Figure content listings
··········

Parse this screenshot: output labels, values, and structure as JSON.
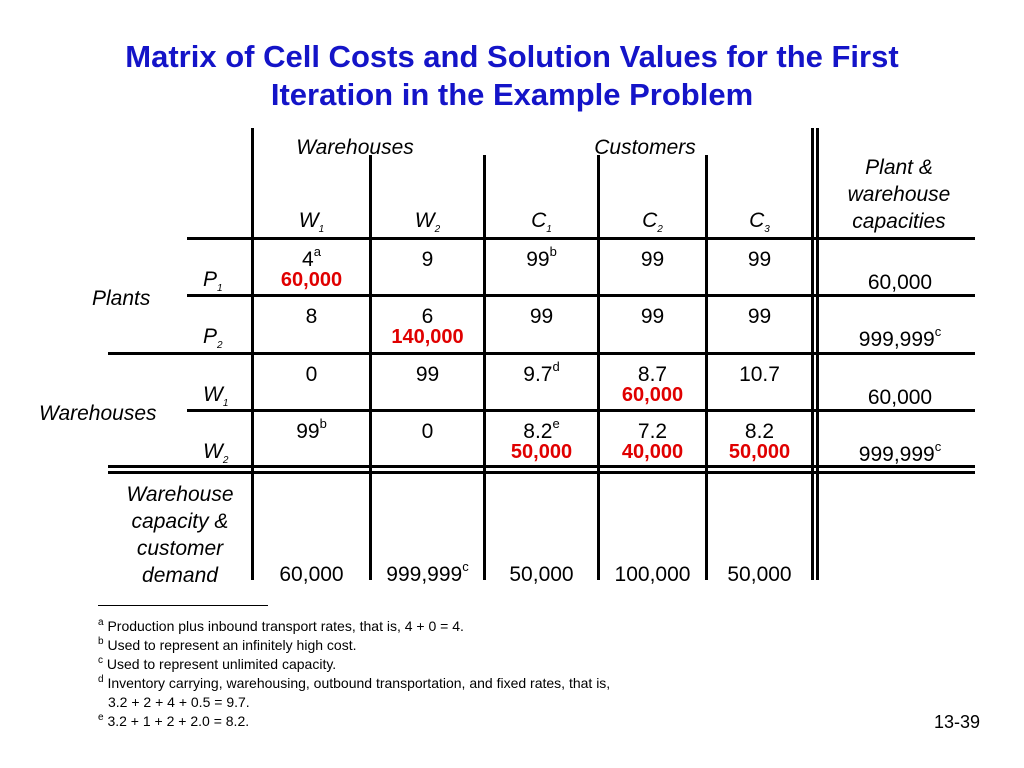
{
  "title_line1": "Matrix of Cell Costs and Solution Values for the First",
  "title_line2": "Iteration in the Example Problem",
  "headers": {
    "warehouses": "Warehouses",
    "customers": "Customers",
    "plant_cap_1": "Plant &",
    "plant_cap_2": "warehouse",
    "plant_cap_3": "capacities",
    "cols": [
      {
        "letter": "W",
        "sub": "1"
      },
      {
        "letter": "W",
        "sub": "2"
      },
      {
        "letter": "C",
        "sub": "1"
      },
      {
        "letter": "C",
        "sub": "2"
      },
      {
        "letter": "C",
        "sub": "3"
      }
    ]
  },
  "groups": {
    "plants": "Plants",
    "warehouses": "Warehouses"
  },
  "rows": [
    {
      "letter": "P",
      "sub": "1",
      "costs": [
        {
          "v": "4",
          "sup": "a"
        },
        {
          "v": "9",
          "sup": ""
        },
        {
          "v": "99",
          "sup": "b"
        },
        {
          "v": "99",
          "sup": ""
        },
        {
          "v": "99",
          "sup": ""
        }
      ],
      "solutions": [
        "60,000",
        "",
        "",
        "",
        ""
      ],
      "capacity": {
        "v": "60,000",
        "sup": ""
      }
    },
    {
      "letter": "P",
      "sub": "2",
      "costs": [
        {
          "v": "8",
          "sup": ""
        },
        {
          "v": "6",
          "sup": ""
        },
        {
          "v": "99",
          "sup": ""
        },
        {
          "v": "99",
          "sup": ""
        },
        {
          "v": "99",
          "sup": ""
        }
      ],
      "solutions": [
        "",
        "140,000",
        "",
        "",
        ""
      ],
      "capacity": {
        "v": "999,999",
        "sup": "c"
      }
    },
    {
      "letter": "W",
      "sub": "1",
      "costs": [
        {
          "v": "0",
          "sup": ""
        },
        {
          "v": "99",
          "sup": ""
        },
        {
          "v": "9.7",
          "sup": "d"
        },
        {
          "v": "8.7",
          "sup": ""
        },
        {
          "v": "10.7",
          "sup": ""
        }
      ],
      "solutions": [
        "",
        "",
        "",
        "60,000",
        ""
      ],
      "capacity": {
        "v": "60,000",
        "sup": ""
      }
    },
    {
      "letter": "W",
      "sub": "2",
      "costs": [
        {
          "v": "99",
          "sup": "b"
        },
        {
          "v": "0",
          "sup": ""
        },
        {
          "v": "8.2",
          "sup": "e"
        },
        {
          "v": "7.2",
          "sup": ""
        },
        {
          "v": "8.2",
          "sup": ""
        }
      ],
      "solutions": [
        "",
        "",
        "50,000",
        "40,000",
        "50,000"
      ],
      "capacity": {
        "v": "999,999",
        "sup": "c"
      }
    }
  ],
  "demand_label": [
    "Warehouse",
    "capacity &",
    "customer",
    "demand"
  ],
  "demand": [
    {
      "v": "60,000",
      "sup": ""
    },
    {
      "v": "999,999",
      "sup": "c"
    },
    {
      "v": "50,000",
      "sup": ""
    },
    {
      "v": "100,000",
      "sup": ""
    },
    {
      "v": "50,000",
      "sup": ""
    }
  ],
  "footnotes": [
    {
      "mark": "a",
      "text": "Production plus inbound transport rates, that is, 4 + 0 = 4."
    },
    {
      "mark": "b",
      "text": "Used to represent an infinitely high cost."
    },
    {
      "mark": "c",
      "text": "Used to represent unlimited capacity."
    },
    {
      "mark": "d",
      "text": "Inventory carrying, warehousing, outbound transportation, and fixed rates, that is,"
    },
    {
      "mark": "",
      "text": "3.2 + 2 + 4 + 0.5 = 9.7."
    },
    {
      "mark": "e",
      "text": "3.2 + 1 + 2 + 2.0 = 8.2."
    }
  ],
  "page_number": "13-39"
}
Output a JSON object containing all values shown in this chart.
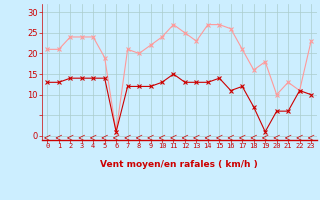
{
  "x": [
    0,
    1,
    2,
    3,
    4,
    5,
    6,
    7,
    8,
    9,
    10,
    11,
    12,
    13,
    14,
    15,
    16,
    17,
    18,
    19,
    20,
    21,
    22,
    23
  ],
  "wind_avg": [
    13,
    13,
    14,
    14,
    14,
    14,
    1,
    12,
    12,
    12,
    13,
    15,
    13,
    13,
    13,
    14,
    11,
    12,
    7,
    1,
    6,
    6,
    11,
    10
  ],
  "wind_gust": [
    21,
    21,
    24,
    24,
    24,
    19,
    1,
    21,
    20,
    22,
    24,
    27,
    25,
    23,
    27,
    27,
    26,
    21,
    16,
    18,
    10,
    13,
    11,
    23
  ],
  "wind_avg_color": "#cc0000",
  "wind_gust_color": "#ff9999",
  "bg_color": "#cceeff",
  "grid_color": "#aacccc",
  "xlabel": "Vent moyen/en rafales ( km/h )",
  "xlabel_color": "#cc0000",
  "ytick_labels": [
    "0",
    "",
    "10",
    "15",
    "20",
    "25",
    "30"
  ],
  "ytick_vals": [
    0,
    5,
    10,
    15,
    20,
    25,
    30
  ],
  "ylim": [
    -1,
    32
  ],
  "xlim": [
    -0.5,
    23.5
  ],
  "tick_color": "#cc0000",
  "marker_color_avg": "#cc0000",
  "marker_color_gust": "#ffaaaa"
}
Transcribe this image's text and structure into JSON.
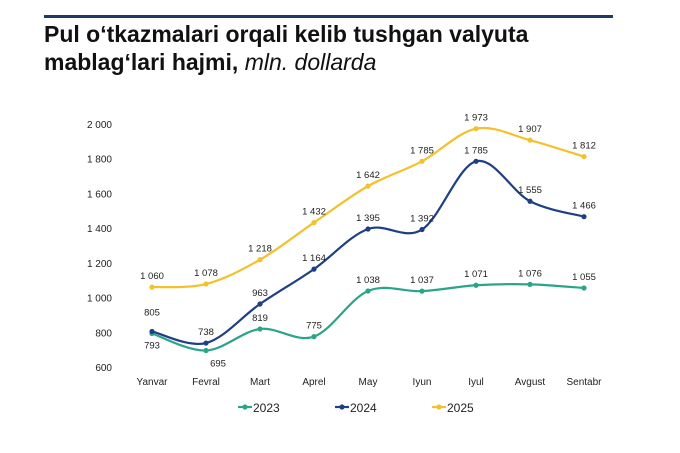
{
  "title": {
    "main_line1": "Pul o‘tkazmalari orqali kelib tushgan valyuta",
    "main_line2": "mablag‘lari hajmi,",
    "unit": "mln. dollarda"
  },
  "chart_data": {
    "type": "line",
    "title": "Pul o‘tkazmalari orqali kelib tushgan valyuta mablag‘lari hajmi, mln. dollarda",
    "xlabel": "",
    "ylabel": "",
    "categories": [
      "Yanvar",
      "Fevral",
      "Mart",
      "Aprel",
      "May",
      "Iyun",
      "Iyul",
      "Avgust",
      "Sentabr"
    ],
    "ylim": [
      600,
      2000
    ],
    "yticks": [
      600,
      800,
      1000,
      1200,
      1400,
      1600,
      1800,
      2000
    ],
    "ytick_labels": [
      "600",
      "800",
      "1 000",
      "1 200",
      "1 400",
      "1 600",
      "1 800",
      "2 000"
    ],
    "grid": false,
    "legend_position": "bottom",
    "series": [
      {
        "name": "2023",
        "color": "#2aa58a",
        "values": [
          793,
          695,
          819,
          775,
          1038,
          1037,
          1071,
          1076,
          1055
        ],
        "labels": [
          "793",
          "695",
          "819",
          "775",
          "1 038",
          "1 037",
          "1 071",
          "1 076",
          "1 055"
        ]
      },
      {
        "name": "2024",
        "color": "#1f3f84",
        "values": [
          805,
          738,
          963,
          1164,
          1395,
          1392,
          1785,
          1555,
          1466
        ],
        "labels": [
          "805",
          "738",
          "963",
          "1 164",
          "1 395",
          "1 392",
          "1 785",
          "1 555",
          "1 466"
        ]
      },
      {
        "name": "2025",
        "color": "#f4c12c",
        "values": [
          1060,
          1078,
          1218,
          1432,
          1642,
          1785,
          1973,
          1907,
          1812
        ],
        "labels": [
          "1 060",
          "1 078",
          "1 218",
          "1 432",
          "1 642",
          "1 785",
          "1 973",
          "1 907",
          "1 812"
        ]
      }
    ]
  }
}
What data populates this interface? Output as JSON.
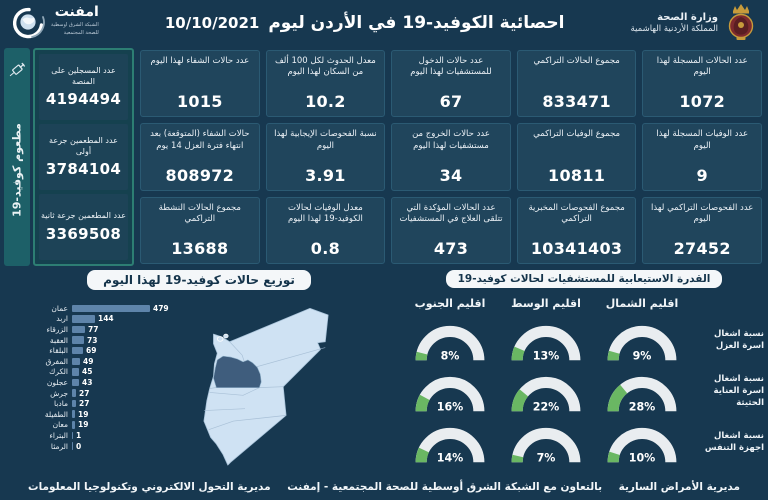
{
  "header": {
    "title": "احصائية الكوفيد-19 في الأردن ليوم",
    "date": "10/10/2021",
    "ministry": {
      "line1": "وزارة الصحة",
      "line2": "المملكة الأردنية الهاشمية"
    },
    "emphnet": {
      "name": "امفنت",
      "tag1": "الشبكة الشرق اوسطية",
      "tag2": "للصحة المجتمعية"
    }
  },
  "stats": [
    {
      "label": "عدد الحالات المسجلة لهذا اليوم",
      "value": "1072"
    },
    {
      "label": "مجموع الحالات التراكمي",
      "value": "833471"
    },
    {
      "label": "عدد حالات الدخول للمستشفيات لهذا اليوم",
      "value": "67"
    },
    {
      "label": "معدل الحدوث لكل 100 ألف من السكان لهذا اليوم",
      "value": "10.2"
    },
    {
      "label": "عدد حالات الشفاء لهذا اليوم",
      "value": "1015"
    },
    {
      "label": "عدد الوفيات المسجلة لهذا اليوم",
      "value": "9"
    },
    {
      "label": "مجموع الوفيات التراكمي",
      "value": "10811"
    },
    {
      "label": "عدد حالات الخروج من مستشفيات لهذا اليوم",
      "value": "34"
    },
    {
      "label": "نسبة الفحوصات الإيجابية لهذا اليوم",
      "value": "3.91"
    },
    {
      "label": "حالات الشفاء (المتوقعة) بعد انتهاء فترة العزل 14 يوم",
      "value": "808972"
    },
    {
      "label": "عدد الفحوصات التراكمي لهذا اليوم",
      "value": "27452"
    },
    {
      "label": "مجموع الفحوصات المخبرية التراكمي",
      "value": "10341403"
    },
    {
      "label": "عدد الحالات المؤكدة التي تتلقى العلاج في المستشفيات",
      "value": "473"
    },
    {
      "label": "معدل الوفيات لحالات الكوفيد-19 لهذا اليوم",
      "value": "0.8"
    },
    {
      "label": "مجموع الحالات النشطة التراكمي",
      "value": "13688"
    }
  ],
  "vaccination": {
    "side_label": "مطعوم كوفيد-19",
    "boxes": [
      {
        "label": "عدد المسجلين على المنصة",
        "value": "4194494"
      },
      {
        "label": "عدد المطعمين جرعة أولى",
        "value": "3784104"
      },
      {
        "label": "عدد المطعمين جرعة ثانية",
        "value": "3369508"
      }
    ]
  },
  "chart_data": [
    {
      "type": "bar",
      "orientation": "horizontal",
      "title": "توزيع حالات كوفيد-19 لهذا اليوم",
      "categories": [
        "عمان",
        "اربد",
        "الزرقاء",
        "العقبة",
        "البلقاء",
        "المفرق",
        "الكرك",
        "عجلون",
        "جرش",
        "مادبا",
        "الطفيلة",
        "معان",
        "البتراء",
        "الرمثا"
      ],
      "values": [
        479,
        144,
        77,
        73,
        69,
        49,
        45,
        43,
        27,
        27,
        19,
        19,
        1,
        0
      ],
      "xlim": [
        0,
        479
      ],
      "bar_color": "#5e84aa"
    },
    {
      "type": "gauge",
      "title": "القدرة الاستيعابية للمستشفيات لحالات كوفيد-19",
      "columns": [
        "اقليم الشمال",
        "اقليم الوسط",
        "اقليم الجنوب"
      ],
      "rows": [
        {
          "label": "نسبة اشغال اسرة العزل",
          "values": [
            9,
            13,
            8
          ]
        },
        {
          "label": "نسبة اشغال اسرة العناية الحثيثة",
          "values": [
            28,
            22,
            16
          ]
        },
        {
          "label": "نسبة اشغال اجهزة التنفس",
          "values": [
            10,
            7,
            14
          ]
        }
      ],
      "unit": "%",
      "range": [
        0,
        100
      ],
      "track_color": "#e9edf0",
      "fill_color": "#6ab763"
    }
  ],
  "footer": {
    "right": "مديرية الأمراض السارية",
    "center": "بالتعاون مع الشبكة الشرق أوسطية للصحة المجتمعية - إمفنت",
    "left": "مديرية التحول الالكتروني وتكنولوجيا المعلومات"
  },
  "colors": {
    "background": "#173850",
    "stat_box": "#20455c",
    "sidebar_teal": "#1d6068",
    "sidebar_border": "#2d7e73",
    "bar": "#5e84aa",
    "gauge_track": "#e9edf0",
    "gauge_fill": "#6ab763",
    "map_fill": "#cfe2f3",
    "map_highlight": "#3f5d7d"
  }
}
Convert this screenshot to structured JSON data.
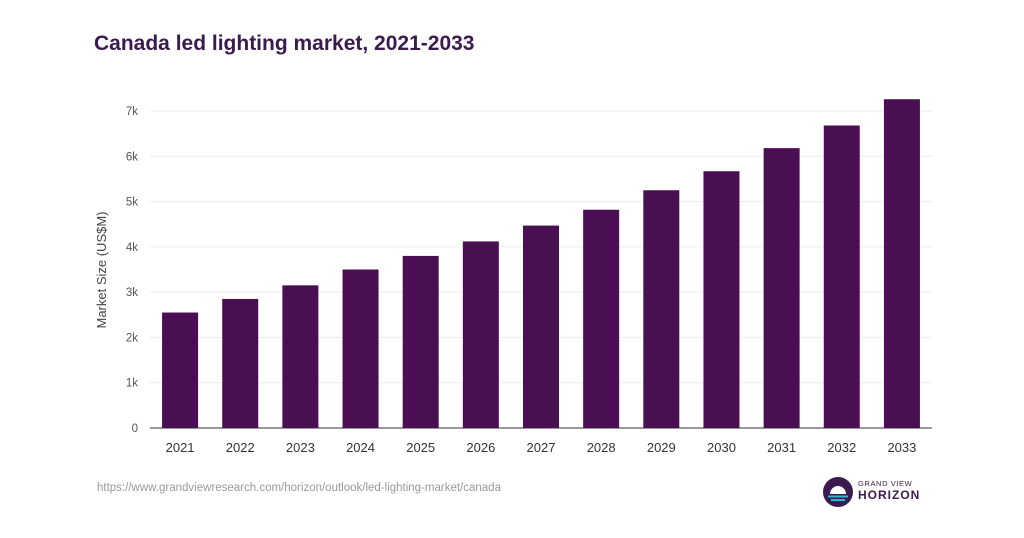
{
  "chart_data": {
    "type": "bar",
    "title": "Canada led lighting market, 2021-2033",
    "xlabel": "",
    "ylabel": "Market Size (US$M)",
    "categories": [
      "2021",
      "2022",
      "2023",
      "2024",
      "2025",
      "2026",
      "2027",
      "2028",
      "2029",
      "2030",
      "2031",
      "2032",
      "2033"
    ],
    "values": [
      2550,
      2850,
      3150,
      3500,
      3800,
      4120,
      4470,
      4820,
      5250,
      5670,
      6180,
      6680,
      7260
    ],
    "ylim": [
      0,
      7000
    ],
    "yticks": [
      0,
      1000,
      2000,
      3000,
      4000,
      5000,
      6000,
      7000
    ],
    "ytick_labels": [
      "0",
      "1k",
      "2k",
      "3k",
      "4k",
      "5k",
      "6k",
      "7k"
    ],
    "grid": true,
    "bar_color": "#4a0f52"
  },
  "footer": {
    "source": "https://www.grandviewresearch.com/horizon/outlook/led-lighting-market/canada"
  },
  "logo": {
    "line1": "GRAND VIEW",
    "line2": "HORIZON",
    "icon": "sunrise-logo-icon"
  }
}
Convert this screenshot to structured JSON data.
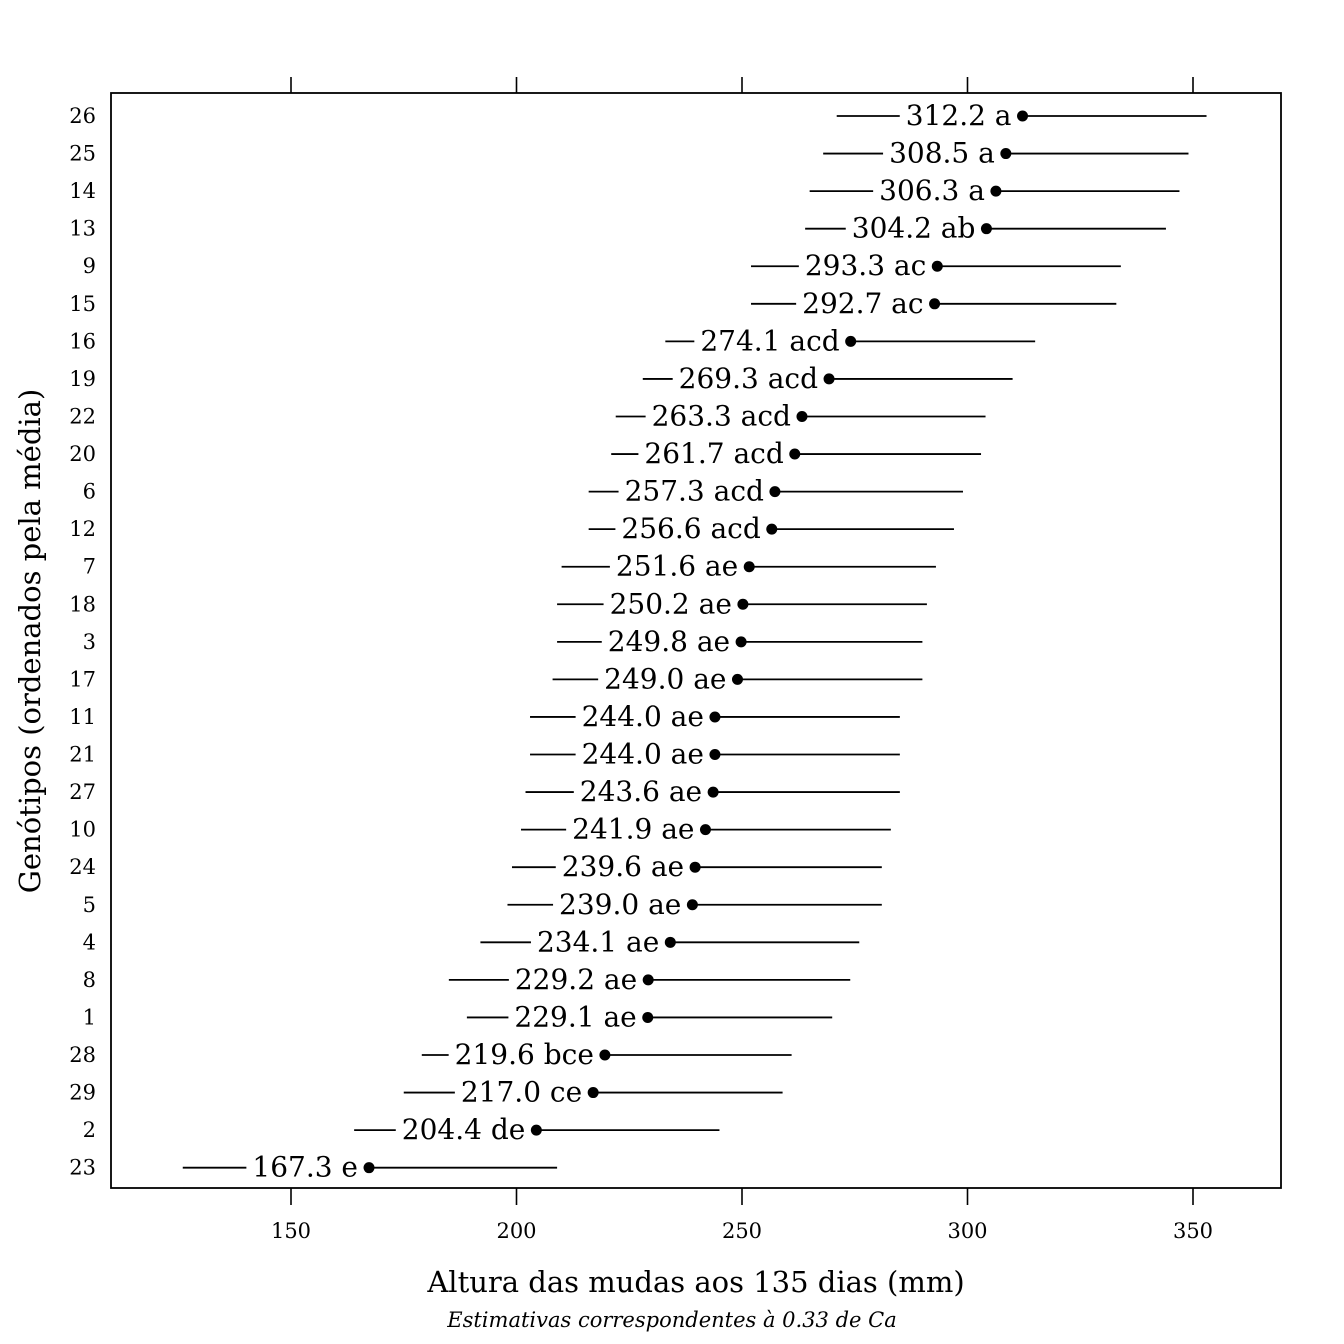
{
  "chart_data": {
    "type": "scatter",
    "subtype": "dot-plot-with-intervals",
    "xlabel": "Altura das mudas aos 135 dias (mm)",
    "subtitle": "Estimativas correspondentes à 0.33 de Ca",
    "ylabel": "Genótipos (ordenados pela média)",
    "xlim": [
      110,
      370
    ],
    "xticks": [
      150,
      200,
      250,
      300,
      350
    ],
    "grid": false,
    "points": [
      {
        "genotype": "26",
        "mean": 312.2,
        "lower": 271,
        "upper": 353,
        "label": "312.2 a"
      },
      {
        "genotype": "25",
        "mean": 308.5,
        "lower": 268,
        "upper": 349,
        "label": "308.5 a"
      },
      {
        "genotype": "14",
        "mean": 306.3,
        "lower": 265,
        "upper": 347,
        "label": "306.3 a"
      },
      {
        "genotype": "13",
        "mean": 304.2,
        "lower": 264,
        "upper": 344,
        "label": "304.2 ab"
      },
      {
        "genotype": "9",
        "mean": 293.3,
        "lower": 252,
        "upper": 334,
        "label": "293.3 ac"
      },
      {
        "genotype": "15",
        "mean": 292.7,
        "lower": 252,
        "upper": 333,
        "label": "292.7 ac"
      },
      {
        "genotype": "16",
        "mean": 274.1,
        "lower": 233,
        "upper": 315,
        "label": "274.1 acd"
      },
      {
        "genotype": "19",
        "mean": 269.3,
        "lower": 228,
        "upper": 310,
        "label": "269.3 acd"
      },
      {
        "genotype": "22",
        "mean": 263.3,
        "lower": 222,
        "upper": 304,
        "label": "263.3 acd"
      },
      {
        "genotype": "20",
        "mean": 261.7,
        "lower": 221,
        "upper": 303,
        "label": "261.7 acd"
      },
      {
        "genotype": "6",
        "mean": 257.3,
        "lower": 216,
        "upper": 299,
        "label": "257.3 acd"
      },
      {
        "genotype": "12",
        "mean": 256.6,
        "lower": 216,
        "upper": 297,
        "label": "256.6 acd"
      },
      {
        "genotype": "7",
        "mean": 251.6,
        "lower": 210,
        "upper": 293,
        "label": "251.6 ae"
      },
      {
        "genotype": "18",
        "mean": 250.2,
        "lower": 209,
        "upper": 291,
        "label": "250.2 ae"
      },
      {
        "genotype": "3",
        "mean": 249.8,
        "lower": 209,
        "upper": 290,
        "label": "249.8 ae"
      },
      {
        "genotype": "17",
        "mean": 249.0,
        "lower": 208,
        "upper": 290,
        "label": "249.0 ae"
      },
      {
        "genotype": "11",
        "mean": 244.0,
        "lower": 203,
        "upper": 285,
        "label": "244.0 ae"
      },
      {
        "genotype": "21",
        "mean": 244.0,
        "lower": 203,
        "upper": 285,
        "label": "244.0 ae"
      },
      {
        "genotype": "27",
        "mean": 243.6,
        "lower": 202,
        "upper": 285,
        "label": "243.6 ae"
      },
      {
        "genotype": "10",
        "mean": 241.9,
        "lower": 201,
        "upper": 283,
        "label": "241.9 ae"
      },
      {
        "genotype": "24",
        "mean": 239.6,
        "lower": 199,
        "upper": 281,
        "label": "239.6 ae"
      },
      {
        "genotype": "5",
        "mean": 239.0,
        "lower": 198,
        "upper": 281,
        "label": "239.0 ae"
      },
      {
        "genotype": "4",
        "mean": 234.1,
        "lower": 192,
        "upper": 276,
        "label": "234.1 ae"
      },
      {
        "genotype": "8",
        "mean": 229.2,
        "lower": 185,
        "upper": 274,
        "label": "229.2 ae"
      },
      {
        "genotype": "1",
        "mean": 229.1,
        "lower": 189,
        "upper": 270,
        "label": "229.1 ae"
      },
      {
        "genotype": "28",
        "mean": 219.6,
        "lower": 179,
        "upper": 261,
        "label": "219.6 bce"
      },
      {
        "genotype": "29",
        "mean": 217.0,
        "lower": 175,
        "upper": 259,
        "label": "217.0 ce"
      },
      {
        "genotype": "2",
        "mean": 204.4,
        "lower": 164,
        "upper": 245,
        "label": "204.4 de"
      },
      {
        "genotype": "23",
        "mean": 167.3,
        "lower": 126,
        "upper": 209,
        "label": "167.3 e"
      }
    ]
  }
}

··········

> [Instructions to follow] Track down every line holding the string "dollarda" and copy it.

> [The output]
    "unit": "mln. dollarda"
    "title": "Pul o‘tkazmalari orqali kelib tushgan valyuta mablag‘lari hajmi, mln. dollarda",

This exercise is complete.